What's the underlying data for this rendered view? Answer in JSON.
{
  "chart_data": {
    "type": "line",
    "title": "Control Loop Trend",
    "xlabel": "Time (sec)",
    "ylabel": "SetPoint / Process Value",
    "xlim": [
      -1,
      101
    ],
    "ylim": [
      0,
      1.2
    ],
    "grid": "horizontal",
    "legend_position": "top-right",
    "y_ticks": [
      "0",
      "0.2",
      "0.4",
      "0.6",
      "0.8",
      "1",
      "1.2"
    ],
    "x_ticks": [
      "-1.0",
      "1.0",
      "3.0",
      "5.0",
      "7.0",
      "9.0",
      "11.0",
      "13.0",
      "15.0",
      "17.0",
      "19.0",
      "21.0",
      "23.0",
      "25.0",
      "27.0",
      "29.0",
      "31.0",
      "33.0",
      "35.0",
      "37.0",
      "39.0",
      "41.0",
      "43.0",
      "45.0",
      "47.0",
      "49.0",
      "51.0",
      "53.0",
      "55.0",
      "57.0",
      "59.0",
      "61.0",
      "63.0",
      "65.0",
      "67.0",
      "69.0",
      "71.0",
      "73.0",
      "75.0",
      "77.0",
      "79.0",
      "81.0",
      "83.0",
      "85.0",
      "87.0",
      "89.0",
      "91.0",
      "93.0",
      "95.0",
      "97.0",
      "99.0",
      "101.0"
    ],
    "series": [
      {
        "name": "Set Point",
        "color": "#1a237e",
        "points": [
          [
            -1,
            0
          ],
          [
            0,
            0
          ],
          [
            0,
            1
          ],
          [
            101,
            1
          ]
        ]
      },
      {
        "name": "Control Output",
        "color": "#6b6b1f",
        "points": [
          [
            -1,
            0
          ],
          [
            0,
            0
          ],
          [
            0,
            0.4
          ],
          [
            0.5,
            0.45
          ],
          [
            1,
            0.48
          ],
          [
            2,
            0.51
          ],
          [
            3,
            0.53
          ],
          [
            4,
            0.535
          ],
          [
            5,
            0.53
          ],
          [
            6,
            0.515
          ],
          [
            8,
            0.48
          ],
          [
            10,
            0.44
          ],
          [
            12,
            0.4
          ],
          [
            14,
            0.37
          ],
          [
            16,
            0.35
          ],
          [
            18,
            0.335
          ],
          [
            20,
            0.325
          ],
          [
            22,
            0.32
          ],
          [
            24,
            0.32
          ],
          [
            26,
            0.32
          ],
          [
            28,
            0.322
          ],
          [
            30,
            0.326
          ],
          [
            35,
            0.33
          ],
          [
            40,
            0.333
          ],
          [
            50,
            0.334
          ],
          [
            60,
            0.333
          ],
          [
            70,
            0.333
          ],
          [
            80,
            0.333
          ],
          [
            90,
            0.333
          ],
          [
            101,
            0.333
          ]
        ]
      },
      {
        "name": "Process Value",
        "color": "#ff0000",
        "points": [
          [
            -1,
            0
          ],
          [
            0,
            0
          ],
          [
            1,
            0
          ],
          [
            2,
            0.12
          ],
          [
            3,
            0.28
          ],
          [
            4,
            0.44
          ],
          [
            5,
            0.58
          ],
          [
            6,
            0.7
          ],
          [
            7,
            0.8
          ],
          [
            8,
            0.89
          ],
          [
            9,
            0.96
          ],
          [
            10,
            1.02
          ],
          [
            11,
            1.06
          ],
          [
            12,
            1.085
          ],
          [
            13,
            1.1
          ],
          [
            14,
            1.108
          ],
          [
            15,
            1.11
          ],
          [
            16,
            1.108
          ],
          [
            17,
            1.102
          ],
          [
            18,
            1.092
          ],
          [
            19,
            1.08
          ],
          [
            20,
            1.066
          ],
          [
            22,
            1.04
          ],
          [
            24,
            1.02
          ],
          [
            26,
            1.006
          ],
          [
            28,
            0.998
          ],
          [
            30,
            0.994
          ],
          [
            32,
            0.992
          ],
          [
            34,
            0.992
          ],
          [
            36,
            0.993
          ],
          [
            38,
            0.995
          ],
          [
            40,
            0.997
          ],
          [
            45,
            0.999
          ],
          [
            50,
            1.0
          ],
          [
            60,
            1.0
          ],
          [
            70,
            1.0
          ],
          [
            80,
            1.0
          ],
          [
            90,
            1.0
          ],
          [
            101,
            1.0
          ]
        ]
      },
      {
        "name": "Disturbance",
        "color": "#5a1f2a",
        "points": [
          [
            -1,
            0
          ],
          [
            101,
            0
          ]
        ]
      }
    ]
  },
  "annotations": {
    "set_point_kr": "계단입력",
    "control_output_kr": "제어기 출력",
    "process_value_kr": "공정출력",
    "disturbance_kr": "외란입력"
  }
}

---+---

Exactly as shown, repeat every record.

What's the underlying data for this rendered view? Answer in JSON.
{
  "chart_data": {
    "type": "line",
    "title": "Control Loop Trend",
    "xlabel": "Time (sec)",
    "ylabel": "SetPoint / Process Value",
    "xlim": [
      -1,
      101
    ],
    "ylim": [
      0,
      1.2
    ],
    "grid": "horizontal",
    "legend_position": "top-right",
    "y_ticks": [
      "0",
      "0.2",
      "0.4",
      "0.6",
      "0.8",
      "1",
      "1.2"
    ],
    "x_ticks": [
      "-1.0",
      "1.0",
      "3.0",
      "5.0",
      "7.0",
      "9.0",
      "11.0",
      "13.0",
      "15.0",
      "17.0",
      "19.0",
      "21.0",
      "23.0",
      "25.0",
      "27.0",
      "29.0",
      "31.0",
      "33.0",
      "35.0",
      "37.0",
      "39.0",
      "41.0",
      "43.0",
      "45.0",
      "47.0",
      "49.0",
      "51.0",
      "53.0",
      "55.0",
      "57.0",
      "59.0",
      "61.0",
      "63.0",
      "65.0",
      "67.0",
      "69.0",
      "71.0",
      "73.0",
      "75.0",
      "77.0",
      "79.0",
      "81.0",
      "83.0",
      "85.0",
      "87.0",
      "89.0",
      "91.0",
      "93.0",
      "95.0",
      "97.0",
      "99.0",
      "101.0"
    ],
    "series": [
      {
        "name": "Set Point",
        "color": "#1a237e",
        "points": [
          [
            -1,
            0
          ],
          [
            0,
            0
          ],
          [
            0,
            1
          ],
          [
            101,
            1
          ]
        ]
      },
      {
        "name": "Control Output",
        "color": "#6b6b1f",
        "points": [
          [
            -1,
            0
          ],
          [
            0,
            0
          ],
          [
            0,
            0.4
          ],
          [
            0.5,
            0.45
          ],
          [
            1,
            0.48
          ],
          [
            2,
            0.51
          ],
          [
            3,
            0.53
          ],
          [
            4,
            0.535
          ],
          [
            5,
            0.53
          ],
          [
            6,
            0.515
          ],
          [
            8,
            0.48
          ],
          [
            10,
            0.44
          ],
          [
            12,
            0.4
          ],
          [
            14,
            0.37
          ],
          [
            16,
            0.35
          ],
          [
            18,
            0.335
          ],
          [
            20,
            0.325
          ],
          [
            22,
            0.32
          ],
          [
            24,
            0.32
          ],
          [
            26,
            0.32
          ],
          [
            28,
            0.322
          ],
          [
            30,
            0.326
          ],
          [
            35,
            0.33
          ],
          [
            40,
            0.333
          ],
          [
            50,
            0.334
          ],
          [
            60,
            0.333
          ],
          [
            70,
            0.333
          ],
          [
            80,
            0.333
          ],
          [
            90,
            0.333
          ],
          [
            101,
            0.333
          ]
        ]
      },
      {
        "name": "Process Value",
        "color": "#ff0000",
        "points": [
          [
            -1,
            0
          ],
          [
            0,
            0
          ],
          [
            1,
            0
          ],
          [
            2,
            0.12
          ],
          [
            3,
            0.28
          ],
          [
            4,
            0.44
          ],
          [
            5,
            0.58
          ],
          [
            6,
            0.7
          ],
          [
            7,
            0.8
          ],
          [
            8,
            0.89
          ],
          [
            9,
            0.96
          ],
          [
            10,
            1.02
          ],
          [
            11,
            1.06
          ],
          [
            12,
            1.085
          ],
          [
            13,
            1.1
          ],
          [
            14,
            1.108
          ],
          [
            15,
            1.11
          ],
          [
            16,
            1.108
          ],
          [
            17,
            1.102
          ],
          [
            18,
            1.092
          ],
          [
            19,
            1.08
          ],
          [
            20,
            1.066
          ],
          [
            22,
            1.04
          ],
          [
            24,
            1.02
          ],
          [
            26,
            1.006
          ],
          [
            28,
            0.998
          ],
          [
            30,
            0.994
          ],
          [
            32,
            0.992
          ],
          [
            34,
            0.992
          ],
          [
            36,
            0.993
          ],
          [
            38,
            0.995
          ],
          [
            40,
            0.997
          ],
          [
            45,
            0.999
          ],
          [
            50,
            1.0
          ],
          [
            60,
            1.0
          ],
          [
            70,
            1.0
          ],
          [
            80,
            1.0
          ],
          [
            90,
            1.0
          ],
          [
            101,
            1.0
          ]
        ]
      },
      {
        "name": "Disturbance",
        "color": "#5a1f2a",
        "points": [
          [
            -1,
            0
          ],
          [
            101,
            0
          ]
        ]
      }
    ]
  },
  "annotations": {
    "set_point_kr": "계단입력",
    "control_output_kr": "제어기 출력",
    "process_value_kr": "공정출력",
    "disturbance_kr": "외란입력"
  }
}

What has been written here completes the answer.